Politics in fiction

Hehe, spend 20 years working with them and you just might agree. If 5% of the typical bureaucrat’s time ended up being a positive contribution to society that would be impressive. Most of them devote their time to justifying their continued employment, being a pain in the ass to management, trying not to be noticed until retirement, or trying to keep the whole bunch of misfits under control.

For the record, I remain staunch in my opposition to mass murder. Because otherwise someone will surely accuse me of its advocacy. : P

It’s been a long time since I read it, but the basis of your statement is not clear to me.

Edit: just re-read the plot summary on Wikipedia. It has indeed been a long time. But I’m still not seeing an obvious basis for your claim of mental illness, seems like pretty standard post-apocalypse stuff to me.

Amazing how blinded people are to political content when it jives with their world view or otherwise pleases them. The rest of us are dismayed at constantly being “sucker punched” by that crap in fiction we might otherwise enjoy.

Reading Brubaker’s Captain America Winter Soldier omnibus now, for instance - it’s one of the best comic runs in recent years, but almost every issue features some liberal fantasy element that’s offensive to anyone more lucid. Or anything by Ennis. Or Mark Millar. Or Alan Moore. Or Grant Morrison. A lot of that stuff is still worthwhile because it’s otherwise so well written, but there are many inferior writers who are just insufferable, like J. Michael Straczynski.

Oh right, those highly offensive, massively popular authors. Whose content is, at best, centralist with the occasional left-swinging mention. Millar’s a flipping Labour supporter (who viciously attacked occupy), while Ennis is a vulgar libertarian who’s rabidly anti-religion! The only actual leftist there is Alan Moore.

▸ Stored data
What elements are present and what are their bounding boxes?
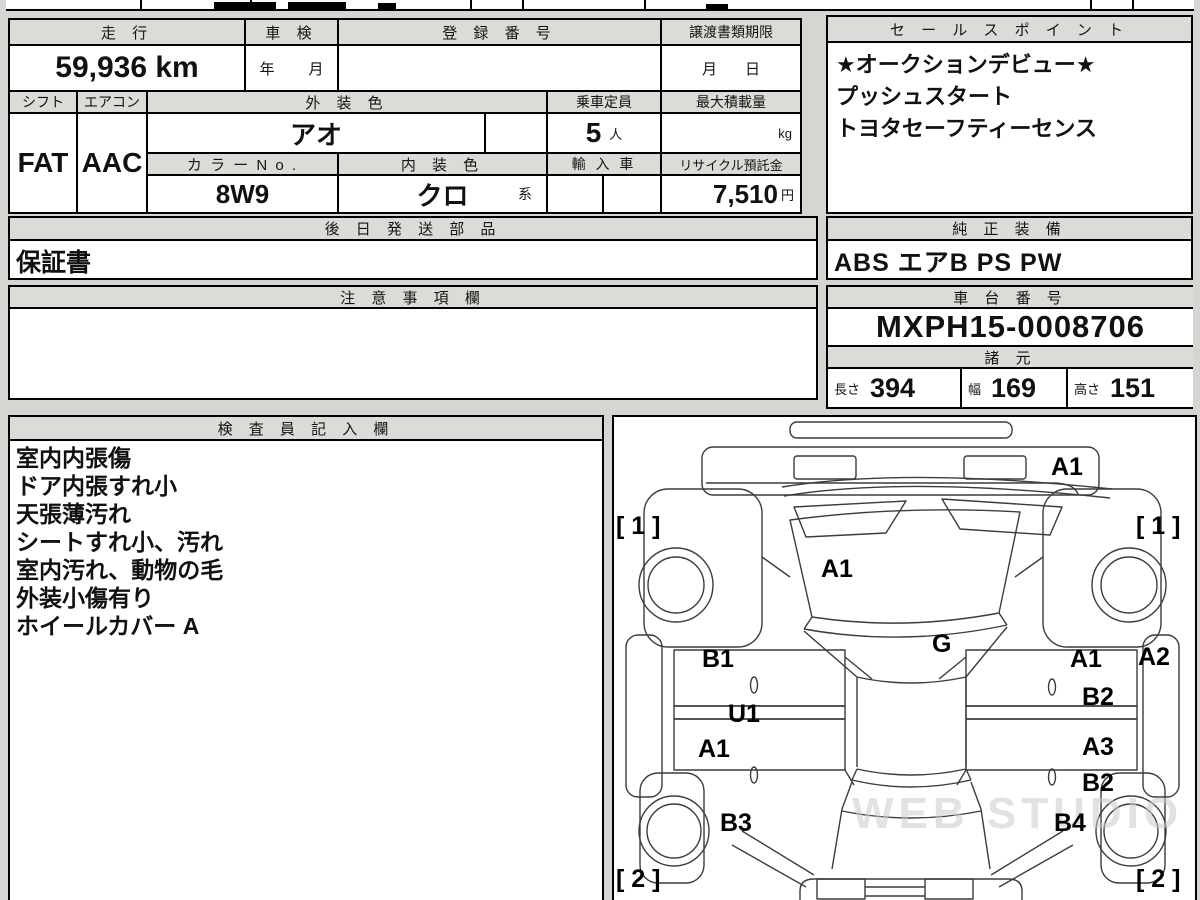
inspection-year-label: 年 xyxy=(259,58,274,79)
spec-length-label: 長さ xyxy=(834,379,860,398)
damage-code-label: G xyxy=(932,630,951,659)
damage-code-label: B2 xyxy=(1082,683,1114,712)
deadline-day-label: 日 xyxy=(745,58,760,79)
import-car-cell-1 xyxy=(548,176,602,212)
shift-header: シフト xyxy=(10,92,76,112)
import-car-cell-2 xyxy=(604,176,660,212)
damage-code-label: [ 1 ] xyxy=(616,512,660,541)
recycle-deposit-value: 7,510 円 xyxy=(662,176,800,212)
aircon-value: AAC xyxy=(78,114,146,212)
damage-code-label: A1 xyxy=(1070,645,1102,674)
recycle-deposit-number: 7,510 xyxy=(713,179,778,210)
shift-value: FAT xyxy=(10,114,76,212)
spec-width-label: 幅 xyxy=(968,379,981,398)
inspection-value: 年 月 xyxy=(246,46,337,90)
damage-code-label: [ 1 ] xyxy=(1136,512,1180,541)
recycle-deposit-header: リサイクル預託金 xyxy=(662,154,800,174)
inspector-notes-box: 検 査 員 記 入 欄 室内内張傷 ドア内張すれ小 天張薄汚れ シートすれ小、汚… xyxy=(8,415,604,900)
inspection-header: 車 検 xyxy=(246,20,337,44)
damage-code-label: B3 xyxy=(720,809,752,838)
damage-code-label: B2 xyxy=(1082,769,1114,798)
exterior-color-header: 外 装 色 xyxy=(148,92,546,112)
color-no-header: カ ラ ー N o . xyxy=(148,154,337,174)
later-parts-value: 保証書 xyxy=(10,241,816,281)
transfer-deadline-header: 譲渡書類期限 xyxy=(662,20,800,44)
spec-length: 長さ 394 xyxy=(828,369,960,407)
max-load-header: 最大積載量 xyxy=(662,92,800,112)
notes-value xyxy=(10,309,816,313)
interior-color-header: 内 装 色 xyxy=(339,154,546,174)
damage-code-label: A3 xyxy=(1082,733,1114,762)
genuine-equipment-value: ABS エアB PS PW xyxy=(828,241,1191,281)
damage-code-label: [ 2 ] xyxy=(616,865,660,894)
recycle-deposit-unit: 円 xyxy=(781,185,794,204)
inspector-header: 検 査 員 記 入 欄 xyxy=(10,417,602,441)
capacity-value: 5 人 xyxy=(548,114,660,152)
later-parts-header: 後 日 発 送 部 品 xyxy=(10,218,816,241)
aircon-header: エアコン xyxy=(78,92,146,112)
inspector-notes: 室内内張傷 ドア内張すれ小 天張薄汚れ シートすれ小、汚れ 室内汚れ、動物の毛 … xyxy=(10,441,602,643)
exterior-color-extra xyxy=(486,114,546,152)
spec-length-value: 394 xyxy=(870,373,915,404)
mileage-value: 59,936 km xyxy=(10,46,244,90)
later-parts-box: 後 日 発 送 部 品 保証書 xyxy=(8,216,818,280)
capacity-header: 乗車定員 xyxy=(548,92,660,112)
exterior-color-value: アオ xyxy=(148,114,484,152)
inspection-month-label: 月 xyxy=(309,58,324,79)
spec-height-label: 高さ xyxy=(1074,379,1100,398)
notes-header: 注 意 事 項 欄 xyxy=(10,287,816,309)
damage-code-label: A2 xyxy=(1138,643,1170,672)
capacity-number: 5 xyxy=(586,117,602,149)
spec-height: 高さ 151 xyxy=(1068,369,1193,407)
import-car-header: 輸 入 車 xyxy=(548,154,660,174)
spec-width-value: 169 xyxy=(991,373,1036,404)
sales-point-header: セ ー ル ス ポ イ ン ト xyxy=(828,17,1191,43)
deadline-month-label: 月 xyxy=(702,58,717,79)
max-load-value: kg xyxy=(662,114,800,152)
damage-code-label: U1 xyxy=(728,700,760,729)
spec-height-value: 151 xyxy=(1110,373,1155,404)
damage-code-label: B1 xyxy=(702,645,734,674)
chassis-value: MXPH15-0008706 xyxy=(828,309,1193,345)
interior-color-suffix: 系 xyxy=(518,184,532,204)
registration-header: 登 録 番 号 xyxy=(339,20,660,44)
interior-color-name: クロ xyxy=(416,176,468,212)
spec-width: 幅 169 xyxy=(962,369,1066,407)
damage-code-label: A1 xyxy=(698,735,730,764)
damage-code-label: [ 2 ] xyxy=(1136,865,1180,894)
watermark-text: WEB STUDIO PRO xyxy=(852,789,1200,839)
damage-code-label: A1 xyxy=(1051,453,1083,482)
vehicle-info-table: 走 行 車 検 登 録 番 号 譲渡書類期限 59,936 km 年 月 月 日… xyxy=(8,18,802,214)
genuine-equipment-box: 純 正 装 備 ABS エアB PS PW xyxy=(826,216,1193,280)
max-load-unit: kg xyxy=(778,126,792,141)
capacity-unit: 人 xyxy=(609,124,622,143)
specs-header: 諸 元 xyxy=(828,347,1193,367)
damage-code-label: A1 xyxy=(821,555,853,584)
registration-value xyxy=(339,46,660,90)
color-no-value: 8W9 xyxy=(148,176,337,212)
sales-point-lines: ★オークションデビュー★ プッシュスタート トヨタセーフティーセンス xyxy=(828,43,1191,151)
auction-sheet: 走 行 車 検 登 録 番 号 譲渡書類期限 59,936 km 年 月 月 日… xyxy=(0,0,1200,900)
cropped-top-row xyxy=(6,0,1194,12)
sales-point-box: セ ー ル ス ポ イ ン ト ★オークションデビュー★ プッシュスタート トヨ… xyxy=(826,15,1193,214)
damage-diagram: WEB STUDIO PRO A1[ 1 ][ 1 ]A1GB1U1A1B3A1… xyxy=(612,415,1197,900)
chassis-spec-table: 車 台 番 号 MXPH15-0008706 諸 元 長さ 394 幅 169 … xyxy=(826,285,1193,409)
damage-code-label: B4 xyxy=(1054,809,1086,838)
chassis-header: 車 台 番 号 xyxy=(828,287,1193,307)
interior-color-value: クロ 系 xyxy=(339,176,546,212)
transfer-deadline-value: 月 日 xyxy=(662,46,800,90)
mileage-header: 走 行 xyxy=(10,20,244,44)
genuine-equipment-header: 純 正 装 備 xyxy=(828,218,1191,241)
notes-box: 注 意 事 項 欄 xyxy=(8,285,818,400)
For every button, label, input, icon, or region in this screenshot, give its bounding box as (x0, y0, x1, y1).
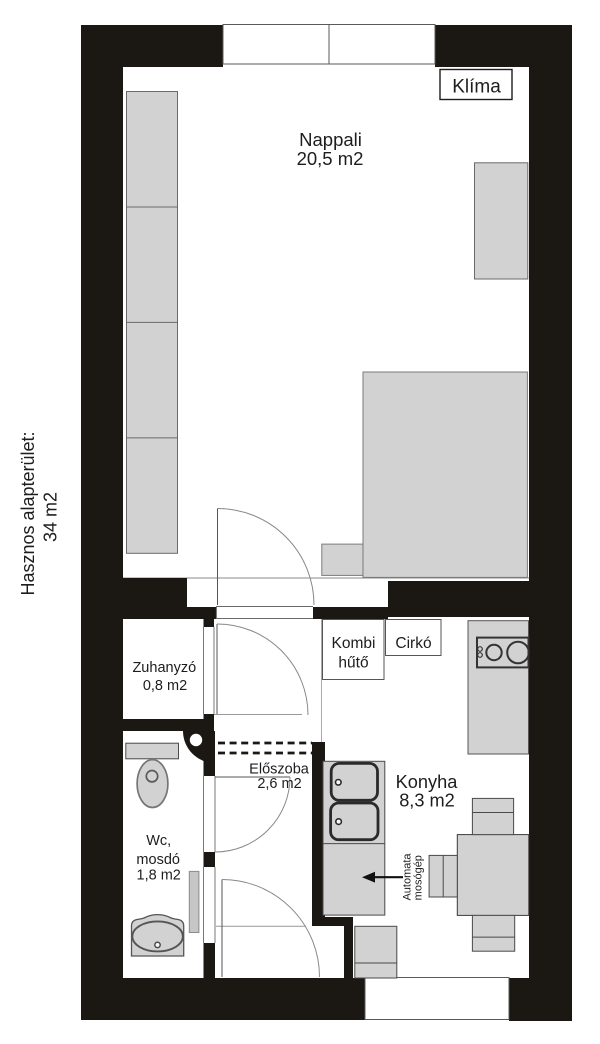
svg-text:Wc,: Wc, (146, 833, 171, 849)
svg-text:mosógép: mosógép (413, 855, 425, 900)
svg-text:20,5 m2: 20,5 m2 (297, 148, 364, 169)
svg-text:8,3 m2: 8,3 m2 (399, 790, 455, 810)
svg-text:1,8 m2: 1,8 m2 (137, 868, 181, 884)
svg-text:mosdó: mosdó (136, 852, 180, 868)
svg-text:hűtő: hűtő (338, 655, 368, 672)
svg-text:Kombi: Kombi (332, 635, 376, 652)
svg-text:Nappali: Nappali (299, 129, 362, 150)
svg-text:Automata: Automata (401, 853, 413, 901)
svg-text:Hasznos alapterület:: Hasznos alapterület: (18, 431, 38, 595)
svg-text:Cirkó: Cirkó (395, 635, 431, 652)
svg-text:34 m2: 34 m2 (41, 492, 61, 542)
svg-text:Konyha: Konyha (396, 772, 459, 792)
svg-text:Zuhanyzó: Zuhanyzó (132, 660, 196, 676)
svg-text:2,6 m2: 2,6 m2 (257, 776, 301, 792)
svg-text:Klíma: Klíma (452, 77, 501, 98)
svg-text:0,8 m2: 0,8 m2 (143, 678, 187, 694)
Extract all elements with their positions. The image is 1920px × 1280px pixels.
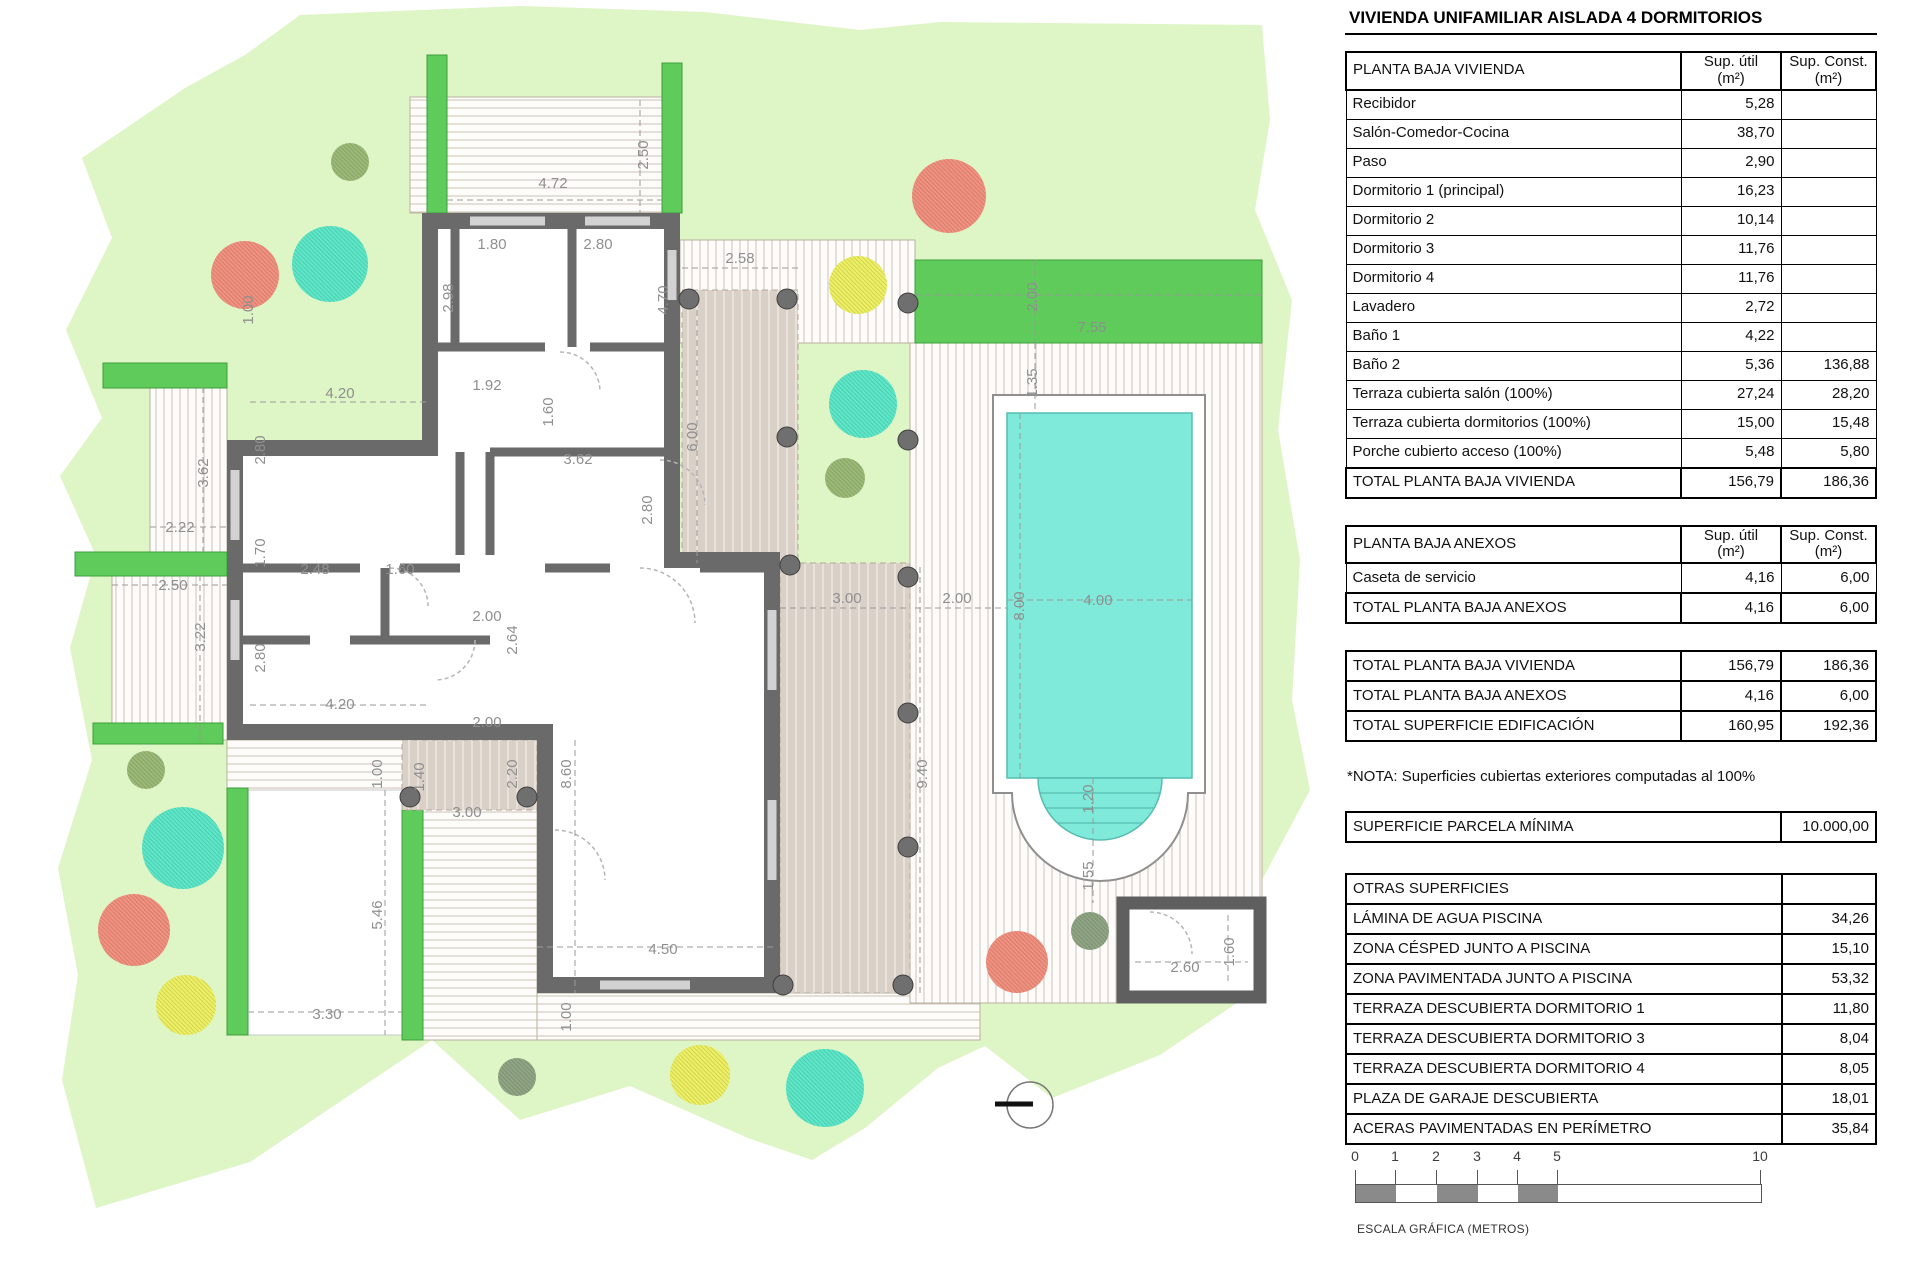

▸ Stated exercise 1
Sum up the politics in fiction text in three sentences.
▸ Stated exercise 2
Continue the politics in fiction text, picking up after its final sentence.

▸ Written response 1
One commenter claims most bureaucrats spend their time justifying their jobs or avoiding notice, and another says they see no clear basis for a claim of mental illness in what looks like standard post-apocalypse fiction. A third argues that people ignore political content that matches their views, and complains that comics by Brubaker, Ennis, Millar, Moore, Morrison and Straczynski keep slipping in liberal elements. A reply counters that these authors are mostly centrist, noting that Millar supports Labour and Ennis is an anti-religious libertarian, and that only Alan Moore is truly leftist.

▸ Written response 2
And ah yes, mjs, that “inferior” writer who wrote that guide to scriptwriting used in first-year University courses…who’s routinely turns down work offers because he’s fully booked…those hacks the Wachowskis, working with his studio on Sense8…

I’ll just leave this here for people who want to evaluate your credibility on this topic. Remember folks, he’s calling Alan Moore, Mark Millar, etc. “centralists” [sic]

Millar is a moderate right winger, a New Labour man. He’s a stateist, a capitalist and a bankers shill…he’s anti-EU (from the right perspective), currently is snuggling up to the right wingers in the SNP…a Catholic who sees no issues with religious people withholding services they object to on those grounds, etc.

You keep making up lies though - I was talking about their creative content, not their personal views. (Which, as I’ve said, I’m entirely happy to do until you get to the real crazies like Kratman whose crazy permeates every single word they right. Are you a big fan of his? A State of Disobedience really must appeal, after all!)

And let’s evaluate you - who’s called any type of centralist, let alone left wing, content “offensive”, and anyone who does not find them so is not “lucid”, and that it’s automagically “fantasy”. That it’s being “sucker punched” to have “crap” which does not accord with your views in fiction, which is “infested” with said contest. Then there’s the bit about non-conservative views being a delusion, and that the concepts of Occupy are ridiculous.

Let’s remember those - they condemned; illegal repossessions, huge bonuses from companies which took bailouts, discrimination, attacks on workers rights, the health insurance pre-existing condition scandal, damage to freedom of the press… Nono, all “ridiculous”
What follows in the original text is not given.